◆ **Task directions**: Extract every line that contains the word "contoured".

◆ **Given entries**:
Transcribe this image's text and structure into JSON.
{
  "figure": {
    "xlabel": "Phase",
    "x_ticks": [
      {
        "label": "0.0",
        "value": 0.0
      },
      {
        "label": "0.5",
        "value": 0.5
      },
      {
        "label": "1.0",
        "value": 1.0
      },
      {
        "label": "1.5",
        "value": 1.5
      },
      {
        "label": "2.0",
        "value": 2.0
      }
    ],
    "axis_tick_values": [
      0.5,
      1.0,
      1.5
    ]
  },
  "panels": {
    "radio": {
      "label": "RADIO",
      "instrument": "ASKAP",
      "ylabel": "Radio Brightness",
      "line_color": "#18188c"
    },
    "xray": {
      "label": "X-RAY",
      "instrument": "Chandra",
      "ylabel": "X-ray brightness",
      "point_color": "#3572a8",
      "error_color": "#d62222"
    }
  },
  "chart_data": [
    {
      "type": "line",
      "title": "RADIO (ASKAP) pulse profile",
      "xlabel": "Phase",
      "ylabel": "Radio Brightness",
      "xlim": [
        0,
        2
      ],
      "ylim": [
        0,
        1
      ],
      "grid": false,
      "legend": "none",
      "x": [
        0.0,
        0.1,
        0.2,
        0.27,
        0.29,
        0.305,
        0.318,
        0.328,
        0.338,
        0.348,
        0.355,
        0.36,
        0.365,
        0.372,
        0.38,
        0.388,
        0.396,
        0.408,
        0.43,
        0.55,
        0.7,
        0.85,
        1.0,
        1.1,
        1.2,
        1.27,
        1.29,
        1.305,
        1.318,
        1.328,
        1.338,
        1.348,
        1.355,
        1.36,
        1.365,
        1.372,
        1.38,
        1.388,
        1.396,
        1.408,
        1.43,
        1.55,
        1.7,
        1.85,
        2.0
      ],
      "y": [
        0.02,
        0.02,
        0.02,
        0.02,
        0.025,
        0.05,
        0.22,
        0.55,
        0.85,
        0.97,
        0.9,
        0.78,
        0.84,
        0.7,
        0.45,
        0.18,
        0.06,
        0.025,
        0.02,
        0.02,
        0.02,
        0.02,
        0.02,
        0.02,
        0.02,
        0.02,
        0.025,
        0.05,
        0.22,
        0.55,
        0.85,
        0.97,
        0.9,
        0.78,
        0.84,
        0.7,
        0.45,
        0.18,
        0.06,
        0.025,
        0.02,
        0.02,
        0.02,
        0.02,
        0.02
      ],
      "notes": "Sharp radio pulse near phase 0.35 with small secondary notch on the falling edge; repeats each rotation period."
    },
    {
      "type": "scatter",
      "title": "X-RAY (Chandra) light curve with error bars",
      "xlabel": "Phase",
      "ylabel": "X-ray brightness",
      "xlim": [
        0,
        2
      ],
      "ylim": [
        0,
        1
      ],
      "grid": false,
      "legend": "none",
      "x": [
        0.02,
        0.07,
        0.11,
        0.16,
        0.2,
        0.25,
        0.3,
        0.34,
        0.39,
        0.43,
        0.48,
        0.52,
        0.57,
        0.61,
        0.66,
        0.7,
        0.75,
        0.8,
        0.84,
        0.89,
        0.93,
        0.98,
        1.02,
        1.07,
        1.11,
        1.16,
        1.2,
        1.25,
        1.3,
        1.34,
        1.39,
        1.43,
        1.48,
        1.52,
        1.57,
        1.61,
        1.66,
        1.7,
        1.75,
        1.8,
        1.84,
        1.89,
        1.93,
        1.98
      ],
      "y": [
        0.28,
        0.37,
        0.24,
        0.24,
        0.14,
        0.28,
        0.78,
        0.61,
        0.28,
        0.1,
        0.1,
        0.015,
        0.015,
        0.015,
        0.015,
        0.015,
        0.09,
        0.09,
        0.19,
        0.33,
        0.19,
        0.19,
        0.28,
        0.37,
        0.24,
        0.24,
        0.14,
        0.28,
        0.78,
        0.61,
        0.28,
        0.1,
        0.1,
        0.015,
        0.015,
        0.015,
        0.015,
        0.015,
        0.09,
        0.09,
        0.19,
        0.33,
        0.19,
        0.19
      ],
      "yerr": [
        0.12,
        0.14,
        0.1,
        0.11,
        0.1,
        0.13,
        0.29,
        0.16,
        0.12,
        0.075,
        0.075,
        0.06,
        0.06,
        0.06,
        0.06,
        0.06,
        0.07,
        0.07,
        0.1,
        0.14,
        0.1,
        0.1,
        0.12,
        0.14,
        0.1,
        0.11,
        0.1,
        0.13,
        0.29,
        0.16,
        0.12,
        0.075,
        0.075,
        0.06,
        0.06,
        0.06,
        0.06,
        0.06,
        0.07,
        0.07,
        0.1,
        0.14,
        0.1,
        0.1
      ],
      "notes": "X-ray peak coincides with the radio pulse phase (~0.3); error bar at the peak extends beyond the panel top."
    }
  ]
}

==

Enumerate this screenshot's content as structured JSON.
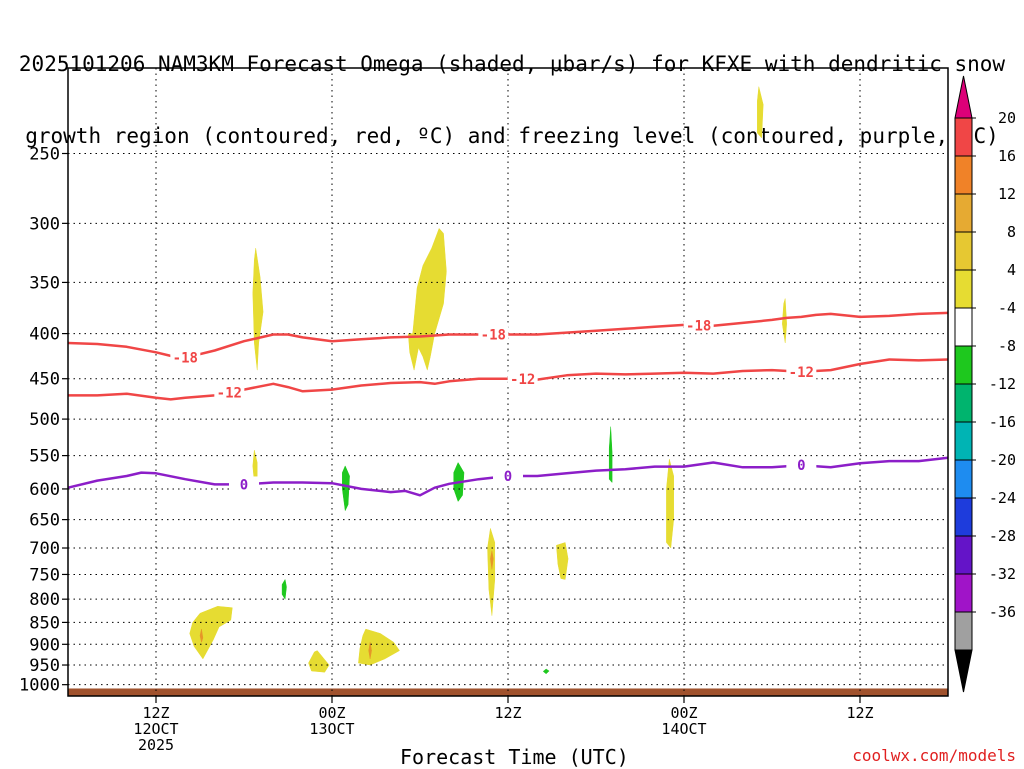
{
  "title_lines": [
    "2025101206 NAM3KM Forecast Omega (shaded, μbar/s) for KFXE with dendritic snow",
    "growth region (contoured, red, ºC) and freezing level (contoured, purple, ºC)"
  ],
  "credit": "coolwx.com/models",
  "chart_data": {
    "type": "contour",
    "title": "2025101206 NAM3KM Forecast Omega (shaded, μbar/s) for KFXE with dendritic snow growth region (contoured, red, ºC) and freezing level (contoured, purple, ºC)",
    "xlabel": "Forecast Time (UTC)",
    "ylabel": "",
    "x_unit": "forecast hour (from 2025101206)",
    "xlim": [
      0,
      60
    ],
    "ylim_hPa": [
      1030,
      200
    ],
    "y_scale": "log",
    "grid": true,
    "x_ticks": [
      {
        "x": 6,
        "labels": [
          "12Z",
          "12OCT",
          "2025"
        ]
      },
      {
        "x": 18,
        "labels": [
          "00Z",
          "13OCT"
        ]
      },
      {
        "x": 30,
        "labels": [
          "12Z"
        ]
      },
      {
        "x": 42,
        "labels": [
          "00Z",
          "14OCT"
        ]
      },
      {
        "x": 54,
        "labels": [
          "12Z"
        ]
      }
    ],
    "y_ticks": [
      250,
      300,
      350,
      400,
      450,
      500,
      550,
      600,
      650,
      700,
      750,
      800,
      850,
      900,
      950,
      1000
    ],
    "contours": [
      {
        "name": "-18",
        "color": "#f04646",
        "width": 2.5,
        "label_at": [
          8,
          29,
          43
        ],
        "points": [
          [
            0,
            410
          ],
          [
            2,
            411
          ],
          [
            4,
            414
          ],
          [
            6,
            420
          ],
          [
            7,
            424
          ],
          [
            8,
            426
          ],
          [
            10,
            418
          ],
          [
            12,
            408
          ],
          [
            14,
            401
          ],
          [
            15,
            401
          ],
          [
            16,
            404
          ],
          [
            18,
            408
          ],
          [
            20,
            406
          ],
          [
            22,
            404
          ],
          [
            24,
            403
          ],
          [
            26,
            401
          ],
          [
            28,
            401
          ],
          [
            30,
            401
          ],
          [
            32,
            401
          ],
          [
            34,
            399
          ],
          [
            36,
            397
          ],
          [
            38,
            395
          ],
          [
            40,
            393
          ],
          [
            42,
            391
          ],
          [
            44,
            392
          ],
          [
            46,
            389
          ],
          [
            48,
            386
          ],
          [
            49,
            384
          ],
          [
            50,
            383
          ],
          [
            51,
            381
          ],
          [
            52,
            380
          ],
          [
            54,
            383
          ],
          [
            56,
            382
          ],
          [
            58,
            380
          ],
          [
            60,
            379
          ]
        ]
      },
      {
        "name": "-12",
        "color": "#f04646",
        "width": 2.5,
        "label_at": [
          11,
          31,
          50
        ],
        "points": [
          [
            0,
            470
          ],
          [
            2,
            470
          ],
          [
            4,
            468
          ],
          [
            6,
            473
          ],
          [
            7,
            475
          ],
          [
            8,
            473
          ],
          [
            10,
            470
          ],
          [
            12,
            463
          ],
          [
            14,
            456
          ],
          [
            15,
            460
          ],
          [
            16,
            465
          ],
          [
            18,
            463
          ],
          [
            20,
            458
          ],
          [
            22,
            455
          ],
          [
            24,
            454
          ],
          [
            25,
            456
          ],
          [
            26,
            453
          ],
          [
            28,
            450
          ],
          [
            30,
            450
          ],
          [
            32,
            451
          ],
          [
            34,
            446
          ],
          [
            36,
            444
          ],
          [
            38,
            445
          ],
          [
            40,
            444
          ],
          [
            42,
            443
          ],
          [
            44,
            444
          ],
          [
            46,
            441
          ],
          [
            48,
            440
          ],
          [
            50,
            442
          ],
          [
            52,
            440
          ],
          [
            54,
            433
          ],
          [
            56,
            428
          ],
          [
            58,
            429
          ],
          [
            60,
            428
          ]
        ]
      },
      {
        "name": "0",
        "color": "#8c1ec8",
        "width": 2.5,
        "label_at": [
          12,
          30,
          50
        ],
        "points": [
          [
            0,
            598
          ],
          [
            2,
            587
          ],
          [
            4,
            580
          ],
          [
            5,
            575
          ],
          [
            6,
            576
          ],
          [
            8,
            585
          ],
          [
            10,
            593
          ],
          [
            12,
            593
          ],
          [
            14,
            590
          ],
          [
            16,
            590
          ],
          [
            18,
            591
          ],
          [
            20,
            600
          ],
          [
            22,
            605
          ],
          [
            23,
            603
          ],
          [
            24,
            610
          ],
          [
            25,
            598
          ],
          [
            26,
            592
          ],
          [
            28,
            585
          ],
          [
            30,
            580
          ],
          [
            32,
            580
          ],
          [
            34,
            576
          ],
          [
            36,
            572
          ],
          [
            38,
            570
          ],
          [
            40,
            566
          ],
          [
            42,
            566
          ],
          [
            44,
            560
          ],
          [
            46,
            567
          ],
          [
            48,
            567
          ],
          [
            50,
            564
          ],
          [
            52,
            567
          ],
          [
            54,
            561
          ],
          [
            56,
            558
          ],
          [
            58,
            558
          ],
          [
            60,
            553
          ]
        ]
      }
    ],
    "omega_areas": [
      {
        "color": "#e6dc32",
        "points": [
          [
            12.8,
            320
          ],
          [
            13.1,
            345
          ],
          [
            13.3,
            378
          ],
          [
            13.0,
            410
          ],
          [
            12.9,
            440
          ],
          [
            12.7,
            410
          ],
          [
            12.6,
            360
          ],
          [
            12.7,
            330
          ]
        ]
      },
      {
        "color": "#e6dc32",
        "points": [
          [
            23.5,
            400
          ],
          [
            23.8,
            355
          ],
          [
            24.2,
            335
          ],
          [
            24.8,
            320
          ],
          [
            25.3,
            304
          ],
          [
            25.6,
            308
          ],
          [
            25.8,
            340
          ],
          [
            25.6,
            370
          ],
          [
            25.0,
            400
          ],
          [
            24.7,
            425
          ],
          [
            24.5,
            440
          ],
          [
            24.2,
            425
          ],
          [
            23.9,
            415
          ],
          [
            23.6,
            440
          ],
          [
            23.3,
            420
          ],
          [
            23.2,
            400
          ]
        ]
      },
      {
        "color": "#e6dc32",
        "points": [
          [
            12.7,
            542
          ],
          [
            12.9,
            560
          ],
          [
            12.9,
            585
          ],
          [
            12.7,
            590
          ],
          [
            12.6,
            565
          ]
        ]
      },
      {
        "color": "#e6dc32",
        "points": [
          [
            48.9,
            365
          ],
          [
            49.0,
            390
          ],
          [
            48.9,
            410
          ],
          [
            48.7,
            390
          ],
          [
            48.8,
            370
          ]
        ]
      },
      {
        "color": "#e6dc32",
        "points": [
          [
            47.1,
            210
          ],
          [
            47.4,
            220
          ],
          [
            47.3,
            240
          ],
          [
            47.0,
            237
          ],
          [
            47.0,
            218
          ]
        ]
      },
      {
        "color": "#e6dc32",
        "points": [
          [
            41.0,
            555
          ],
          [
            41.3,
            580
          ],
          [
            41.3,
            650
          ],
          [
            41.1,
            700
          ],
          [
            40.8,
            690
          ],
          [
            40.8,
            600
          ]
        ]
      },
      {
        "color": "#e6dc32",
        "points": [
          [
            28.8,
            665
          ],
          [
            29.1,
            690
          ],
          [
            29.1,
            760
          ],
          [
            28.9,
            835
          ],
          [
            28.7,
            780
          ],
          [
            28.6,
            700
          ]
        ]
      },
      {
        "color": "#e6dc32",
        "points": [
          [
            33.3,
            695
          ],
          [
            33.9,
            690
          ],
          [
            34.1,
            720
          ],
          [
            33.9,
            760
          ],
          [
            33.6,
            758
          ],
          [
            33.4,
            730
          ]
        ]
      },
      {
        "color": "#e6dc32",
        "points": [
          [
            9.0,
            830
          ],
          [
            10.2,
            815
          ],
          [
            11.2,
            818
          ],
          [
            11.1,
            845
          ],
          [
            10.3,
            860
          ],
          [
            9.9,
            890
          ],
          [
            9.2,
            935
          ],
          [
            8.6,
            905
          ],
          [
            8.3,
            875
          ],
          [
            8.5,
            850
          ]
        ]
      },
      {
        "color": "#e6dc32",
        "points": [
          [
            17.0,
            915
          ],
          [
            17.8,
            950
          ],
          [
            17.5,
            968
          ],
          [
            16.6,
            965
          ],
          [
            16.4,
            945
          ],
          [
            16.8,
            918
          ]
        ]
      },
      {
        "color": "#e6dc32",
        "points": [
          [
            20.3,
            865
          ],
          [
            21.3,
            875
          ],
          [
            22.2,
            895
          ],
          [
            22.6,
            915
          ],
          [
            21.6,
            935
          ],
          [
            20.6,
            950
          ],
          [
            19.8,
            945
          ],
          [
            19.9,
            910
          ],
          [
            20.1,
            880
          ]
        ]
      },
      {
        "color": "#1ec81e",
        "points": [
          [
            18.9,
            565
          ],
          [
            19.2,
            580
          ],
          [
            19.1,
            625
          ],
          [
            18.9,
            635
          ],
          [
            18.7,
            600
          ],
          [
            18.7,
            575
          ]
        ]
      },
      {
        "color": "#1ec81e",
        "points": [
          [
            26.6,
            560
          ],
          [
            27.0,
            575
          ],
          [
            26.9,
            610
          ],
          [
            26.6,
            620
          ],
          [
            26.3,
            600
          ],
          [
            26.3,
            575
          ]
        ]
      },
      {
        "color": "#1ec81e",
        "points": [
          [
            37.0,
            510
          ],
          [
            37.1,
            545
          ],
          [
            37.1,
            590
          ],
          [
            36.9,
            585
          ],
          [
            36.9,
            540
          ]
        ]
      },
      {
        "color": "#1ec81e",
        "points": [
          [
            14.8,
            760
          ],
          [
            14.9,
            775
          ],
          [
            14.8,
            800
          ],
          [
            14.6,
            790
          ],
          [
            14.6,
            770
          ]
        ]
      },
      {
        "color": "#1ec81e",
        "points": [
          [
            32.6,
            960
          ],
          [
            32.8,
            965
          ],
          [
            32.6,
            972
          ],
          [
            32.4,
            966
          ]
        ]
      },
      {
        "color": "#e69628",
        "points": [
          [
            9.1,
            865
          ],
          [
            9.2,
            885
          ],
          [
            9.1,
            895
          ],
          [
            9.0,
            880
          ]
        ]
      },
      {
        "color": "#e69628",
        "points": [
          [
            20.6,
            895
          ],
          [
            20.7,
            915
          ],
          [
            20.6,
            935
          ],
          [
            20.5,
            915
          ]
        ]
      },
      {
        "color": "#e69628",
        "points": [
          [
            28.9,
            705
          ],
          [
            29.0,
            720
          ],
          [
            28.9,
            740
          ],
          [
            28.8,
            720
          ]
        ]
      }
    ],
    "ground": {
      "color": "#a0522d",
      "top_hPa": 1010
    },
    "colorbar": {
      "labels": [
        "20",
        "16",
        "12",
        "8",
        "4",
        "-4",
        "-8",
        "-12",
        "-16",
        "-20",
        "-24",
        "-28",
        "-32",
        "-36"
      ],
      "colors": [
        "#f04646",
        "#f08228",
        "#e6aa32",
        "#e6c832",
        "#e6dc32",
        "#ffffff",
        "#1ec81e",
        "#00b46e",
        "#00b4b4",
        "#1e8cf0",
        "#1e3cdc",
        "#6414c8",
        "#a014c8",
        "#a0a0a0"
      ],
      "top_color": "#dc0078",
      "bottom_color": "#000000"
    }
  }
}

◆ **Task output**:
    "growth region (contoured, red, ºC) and freezing level (contoured, purple, ºC)"
    "title": "2025101206 NAM3KM Forecast Omega (shaded, μbar/s) for KFXE with dendritic snow growth region (contoured, red, ºC) and freezing level (contoured, purple, ºC)",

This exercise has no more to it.